[START]

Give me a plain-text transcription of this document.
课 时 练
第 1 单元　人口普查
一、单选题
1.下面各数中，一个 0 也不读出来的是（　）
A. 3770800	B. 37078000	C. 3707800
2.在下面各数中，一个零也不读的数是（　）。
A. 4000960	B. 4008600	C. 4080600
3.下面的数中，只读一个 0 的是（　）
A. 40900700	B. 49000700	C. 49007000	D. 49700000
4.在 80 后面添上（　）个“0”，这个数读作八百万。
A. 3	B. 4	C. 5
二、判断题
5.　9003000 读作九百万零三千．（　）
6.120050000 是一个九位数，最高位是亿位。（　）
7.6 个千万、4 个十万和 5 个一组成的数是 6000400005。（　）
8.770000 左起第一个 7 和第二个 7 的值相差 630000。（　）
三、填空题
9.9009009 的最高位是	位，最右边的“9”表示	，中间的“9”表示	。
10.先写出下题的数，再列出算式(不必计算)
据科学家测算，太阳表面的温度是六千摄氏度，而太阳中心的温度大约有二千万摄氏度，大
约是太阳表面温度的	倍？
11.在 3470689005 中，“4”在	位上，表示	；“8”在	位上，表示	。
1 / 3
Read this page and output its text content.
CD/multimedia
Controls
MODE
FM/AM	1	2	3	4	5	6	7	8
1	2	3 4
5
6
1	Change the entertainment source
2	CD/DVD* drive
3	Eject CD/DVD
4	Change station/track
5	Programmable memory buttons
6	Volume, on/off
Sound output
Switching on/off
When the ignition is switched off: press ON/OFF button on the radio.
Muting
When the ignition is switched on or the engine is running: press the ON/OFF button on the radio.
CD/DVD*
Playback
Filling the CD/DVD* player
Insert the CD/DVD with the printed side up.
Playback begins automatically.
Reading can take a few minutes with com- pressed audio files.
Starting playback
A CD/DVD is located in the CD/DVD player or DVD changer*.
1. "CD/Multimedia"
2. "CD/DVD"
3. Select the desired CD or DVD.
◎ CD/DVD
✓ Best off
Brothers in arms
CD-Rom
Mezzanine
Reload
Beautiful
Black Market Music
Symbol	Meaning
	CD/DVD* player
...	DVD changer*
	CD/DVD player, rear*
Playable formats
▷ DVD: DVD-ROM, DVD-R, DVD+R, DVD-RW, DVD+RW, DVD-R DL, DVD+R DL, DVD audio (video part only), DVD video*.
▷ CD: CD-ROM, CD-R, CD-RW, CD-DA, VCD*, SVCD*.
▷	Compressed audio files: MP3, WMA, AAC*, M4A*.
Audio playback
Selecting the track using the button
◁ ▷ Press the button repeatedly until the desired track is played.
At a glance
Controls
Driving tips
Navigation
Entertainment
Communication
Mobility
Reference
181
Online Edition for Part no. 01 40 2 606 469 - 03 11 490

[END]

| SET PROBLEM |
Would you give the material above again, complete and exact?

| TASK SOLUTION |
Give me a plain-text transcription of this document.
课 时 练
第 1 单元　人口普查
一、单选题
1.下面各数中，一个 0 也不读出来的是（　）
A. 3770800	B. 37078000	C. 3707800
2.在下面各数中，一个零也不读的数是（　）。
A. 4000960	B. 4008600	C. 4080600
3.下面的数中，只读一个 0 的是（　）
A. 40900700	B. 49000700	C. 49007000	D. 49700000
4.在 80 后面添上（　）个“0”，这个数读作八百万。
A. 3	B. 4	C. 5
二、判断题
5.　9003000 读作九百万零三千．（　）
6.120050000 是一个九位数，最高位是亿位。（　）
7.6 个千万、4 个十万和 5 个一组成的数是 6000400005。（　）
8.770000 左起第一个 7 和第二个 7 的值相差 630000。（　）
三、填空题
9.9009009 的最高位是	位，最右边的“9”表示	，中间的“9”表示	。
10.先写出下题的数，再列出算式(不必计算)
据科学家测算，太阳表面的温度是六千摄氏度，而太阳中心的温度大约有二千万摄氏度，大
约是太阳表面温度的	倍？
11.在 3470689005 中，“4”在	位上，表示	；“8”在	位上，表示	。
1 / 3
Read this page and output its text content.
CD/multimedia
Controls
MODE
FM/AM	1	2	3	4	5	6	7	8
1	2	3 4
5
6
1	Change the entertainment source
2	CD/DVD* drive
3	Eject CD/DVD
4	Change station/track
5	Programmable memory buttons
6	Volume, on/off
Sound output
Switching on/off
When the ignition is switched off: press ON/OFF button on the radio.
Muting
When the ignition is switched on or the engine is running: press the ON/OFF button on the radio.
CD/DVD*
Playback
Filling the CD/DVD* player
Insert the CD/DVD with the printed side up.
Playback begins automatically.
Reading can take a few minutes with com- pressed audio files.
Starting playback
A CD/DVD is located in the CD/DVD player or DVD changer*.
1. "CD/Multimedia"
2. "CD/DVD"
3. Select the desired CD or DVD.
◎ CD/DVD
✓ Best off
Brothers in arms
CD-Rom
Mezzanine
Reload
Beautiful
Black Market Music
Symbol	Meaning
	CD/DVD* player
...	DVD changer*
	CD/DVD player, rear*
Playable formats
▷ DVD: DVD-ROM, DVD-R, DVD+R, DVD-RW, DVD+RW, DVD-R DL, DVD+R DL, DVD audio (video part only), DVD video*.
▷ CD: CD-ROM, CD-R, CD-RW, CD-DA, VCD*, SVCD*.
▷	Compressed audio files: MP3, WMA, AAC*, M4A*.
Audio playback
Selecting the track using the button
◁ ▷ Press the button repeatedly until the desired track is played.
At a glance
Controls
Driving tips
Navigation
Entertainment
Communication
Mobility
Reference
181
Online Edition for Part no. 01 40 2 606 469 - 03 11 490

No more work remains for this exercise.